_Instructions to follow_
What lines of the data hold the string "right"? Pull each one out.

(Excerpts from a figure dataset)
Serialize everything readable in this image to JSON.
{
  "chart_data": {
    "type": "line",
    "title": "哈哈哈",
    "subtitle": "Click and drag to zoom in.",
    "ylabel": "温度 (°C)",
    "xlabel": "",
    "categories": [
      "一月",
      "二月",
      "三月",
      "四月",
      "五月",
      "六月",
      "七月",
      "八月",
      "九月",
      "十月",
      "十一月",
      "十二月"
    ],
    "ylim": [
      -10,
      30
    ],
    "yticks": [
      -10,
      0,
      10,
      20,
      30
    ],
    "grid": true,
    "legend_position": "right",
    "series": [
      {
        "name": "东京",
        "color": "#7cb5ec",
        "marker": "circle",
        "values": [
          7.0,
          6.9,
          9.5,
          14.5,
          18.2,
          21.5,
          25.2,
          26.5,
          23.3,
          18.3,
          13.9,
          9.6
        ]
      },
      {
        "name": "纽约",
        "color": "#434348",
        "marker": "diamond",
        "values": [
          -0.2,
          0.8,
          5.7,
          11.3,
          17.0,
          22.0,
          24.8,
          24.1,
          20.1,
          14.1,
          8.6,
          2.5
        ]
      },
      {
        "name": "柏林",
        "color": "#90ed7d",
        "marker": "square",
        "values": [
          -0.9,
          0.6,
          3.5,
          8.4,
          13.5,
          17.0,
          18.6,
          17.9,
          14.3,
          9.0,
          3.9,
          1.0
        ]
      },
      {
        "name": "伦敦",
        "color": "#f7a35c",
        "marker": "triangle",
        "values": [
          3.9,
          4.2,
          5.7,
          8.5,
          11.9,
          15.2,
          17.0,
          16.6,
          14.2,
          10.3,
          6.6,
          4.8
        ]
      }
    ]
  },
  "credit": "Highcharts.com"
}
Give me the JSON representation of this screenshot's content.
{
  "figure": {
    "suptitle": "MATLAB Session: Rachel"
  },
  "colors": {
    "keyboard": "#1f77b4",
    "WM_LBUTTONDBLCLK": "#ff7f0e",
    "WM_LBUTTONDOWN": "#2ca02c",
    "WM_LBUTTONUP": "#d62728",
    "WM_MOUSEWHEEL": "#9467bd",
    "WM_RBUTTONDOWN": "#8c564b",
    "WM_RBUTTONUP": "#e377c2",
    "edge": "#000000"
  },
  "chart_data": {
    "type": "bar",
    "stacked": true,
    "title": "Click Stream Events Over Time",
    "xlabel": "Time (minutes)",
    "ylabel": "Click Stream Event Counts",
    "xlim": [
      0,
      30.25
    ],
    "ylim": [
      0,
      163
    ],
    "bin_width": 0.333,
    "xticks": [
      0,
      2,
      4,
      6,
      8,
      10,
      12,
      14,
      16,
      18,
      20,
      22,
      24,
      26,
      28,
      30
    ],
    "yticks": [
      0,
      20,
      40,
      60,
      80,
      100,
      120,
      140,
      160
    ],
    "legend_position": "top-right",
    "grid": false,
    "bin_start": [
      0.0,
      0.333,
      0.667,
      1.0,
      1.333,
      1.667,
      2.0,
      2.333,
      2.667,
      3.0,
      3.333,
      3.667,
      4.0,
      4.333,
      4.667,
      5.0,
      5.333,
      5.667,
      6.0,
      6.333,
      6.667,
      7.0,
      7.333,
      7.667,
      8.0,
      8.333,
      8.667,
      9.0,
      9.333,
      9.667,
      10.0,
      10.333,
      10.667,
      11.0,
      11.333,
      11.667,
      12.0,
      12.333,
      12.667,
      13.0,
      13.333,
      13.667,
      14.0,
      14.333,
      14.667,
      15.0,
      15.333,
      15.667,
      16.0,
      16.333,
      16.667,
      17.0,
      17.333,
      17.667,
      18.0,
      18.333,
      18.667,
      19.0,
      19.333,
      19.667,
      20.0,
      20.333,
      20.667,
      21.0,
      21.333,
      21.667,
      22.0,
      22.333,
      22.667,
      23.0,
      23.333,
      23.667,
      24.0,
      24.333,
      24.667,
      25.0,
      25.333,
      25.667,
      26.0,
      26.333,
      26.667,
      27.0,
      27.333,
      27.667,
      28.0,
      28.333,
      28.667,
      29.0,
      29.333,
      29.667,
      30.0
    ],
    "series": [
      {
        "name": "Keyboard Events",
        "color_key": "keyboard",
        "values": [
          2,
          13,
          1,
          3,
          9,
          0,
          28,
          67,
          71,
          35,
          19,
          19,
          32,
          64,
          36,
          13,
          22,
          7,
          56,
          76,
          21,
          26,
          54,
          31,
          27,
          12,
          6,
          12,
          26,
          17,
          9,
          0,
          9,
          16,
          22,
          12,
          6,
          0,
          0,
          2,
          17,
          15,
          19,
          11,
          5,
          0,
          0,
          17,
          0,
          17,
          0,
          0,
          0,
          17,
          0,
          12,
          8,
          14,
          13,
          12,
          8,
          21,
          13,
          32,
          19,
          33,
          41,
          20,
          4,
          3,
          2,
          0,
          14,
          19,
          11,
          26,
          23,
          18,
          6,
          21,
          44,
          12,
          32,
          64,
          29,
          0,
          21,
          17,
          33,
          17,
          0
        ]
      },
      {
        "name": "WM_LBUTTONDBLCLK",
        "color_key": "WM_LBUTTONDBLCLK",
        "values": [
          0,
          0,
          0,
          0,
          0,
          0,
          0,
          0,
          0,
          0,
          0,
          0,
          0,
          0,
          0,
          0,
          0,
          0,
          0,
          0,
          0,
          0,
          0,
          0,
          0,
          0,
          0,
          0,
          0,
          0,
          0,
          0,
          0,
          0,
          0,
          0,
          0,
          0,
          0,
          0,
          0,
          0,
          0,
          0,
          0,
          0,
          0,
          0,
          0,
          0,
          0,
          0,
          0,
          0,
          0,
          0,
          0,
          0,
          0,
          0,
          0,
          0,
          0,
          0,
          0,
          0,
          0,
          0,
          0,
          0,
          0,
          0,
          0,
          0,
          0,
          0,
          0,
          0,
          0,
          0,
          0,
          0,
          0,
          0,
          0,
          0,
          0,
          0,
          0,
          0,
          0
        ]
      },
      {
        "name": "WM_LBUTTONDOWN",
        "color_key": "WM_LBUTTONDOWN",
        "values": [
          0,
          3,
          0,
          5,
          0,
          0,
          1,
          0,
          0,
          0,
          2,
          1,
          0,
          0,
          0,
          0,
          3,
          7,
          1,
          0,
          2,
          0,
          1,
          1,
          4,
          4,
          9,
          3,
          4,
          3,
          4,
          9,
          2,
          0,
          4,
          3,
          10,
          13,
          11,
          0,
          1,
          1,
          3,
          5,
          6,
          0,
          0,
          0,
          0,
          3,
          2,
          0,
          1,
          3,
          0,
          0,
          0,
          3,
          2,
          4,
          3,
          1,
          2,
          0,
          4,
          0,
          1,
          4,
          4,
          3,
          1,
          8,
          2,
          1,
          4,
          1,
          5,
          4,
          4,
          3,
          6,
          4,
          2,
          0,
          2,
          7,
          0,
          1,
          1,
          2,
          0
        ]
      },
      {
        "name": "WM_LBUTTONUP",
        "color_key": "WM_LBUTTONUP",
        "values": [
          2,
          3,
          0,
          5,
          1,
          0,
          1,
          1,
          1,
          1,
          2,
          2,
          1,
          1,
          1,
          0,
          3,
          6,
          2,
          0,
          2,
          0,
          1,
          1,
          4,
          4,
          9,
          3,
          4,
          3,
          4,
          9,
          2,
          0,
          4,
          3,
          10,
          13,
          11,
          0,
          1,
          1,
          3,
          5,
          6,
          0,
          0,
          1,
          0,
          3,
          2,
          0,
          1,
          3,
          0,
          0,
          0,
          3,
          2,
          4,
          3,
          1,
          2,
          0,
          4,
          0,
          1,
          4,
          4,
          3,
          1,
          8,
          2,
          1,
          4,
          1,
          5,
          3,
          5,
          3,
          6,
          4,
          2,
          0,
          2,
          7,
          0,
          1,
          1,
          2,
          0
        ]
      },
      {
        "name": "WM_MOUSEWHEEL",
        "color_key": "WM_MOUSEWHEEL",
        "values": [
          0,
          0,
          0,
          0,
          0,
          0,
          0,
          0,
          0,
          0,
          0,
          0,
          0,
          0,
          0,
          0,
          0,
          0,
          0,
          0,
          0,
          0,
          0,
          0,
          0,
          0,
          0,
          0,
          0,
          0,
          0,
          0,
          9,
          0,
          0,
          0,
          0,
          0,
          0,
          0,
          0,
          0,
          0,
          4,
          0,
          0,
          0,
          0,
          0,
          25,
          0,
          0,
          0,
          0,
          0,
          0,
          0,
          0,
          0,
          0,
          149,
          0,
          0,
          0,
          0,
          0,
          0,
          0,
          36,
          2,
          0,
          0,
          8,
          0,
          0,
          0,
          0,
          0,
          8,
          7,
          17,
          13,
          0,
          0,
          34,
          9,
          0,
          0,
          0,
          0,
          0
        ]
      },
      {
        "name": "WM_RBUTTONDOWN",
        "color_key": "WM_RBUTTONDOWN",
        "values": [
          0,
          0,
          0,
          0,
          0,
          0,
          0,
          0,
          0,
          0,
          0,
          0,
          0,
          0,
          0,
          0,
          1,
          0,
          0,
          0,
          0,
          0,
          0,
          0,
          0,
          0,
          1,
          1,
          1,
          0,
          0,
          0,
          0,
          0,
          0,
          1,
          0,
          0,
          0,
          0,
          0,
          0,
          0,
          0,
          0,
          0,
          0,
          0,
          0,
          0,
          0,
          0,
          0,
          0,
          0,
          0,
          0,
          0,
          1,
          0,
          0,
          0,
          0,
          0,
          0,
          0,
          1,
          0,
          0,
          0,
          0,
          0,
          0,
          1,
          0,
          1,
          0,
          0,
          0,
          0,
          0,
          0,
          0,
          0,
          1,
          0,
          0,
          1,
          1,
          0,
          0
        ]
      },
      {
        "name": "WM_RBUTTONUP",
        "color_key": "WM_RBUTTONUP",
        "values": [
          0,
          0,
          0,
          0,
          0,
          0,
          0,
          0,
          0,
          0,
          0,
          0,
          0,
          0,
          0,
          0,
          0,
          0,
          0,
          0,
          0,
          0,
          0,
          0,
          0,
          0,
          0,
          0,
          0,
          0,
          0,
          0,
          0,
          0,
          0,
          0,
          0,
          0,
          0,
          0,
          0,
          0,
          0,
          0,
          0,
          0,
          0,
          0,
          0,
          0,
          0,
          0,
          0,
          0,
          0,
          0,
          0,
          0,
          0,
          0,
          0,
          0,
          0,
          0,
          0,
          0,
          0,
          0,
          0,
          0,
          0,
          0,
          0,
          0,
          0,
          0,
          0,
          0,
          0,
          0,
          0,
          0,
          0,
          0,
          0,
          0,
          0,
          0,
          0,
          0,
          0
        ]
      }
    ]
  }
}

_Reply to the exercise_
    "legend_position": "right",
    "legend_position": "top-right",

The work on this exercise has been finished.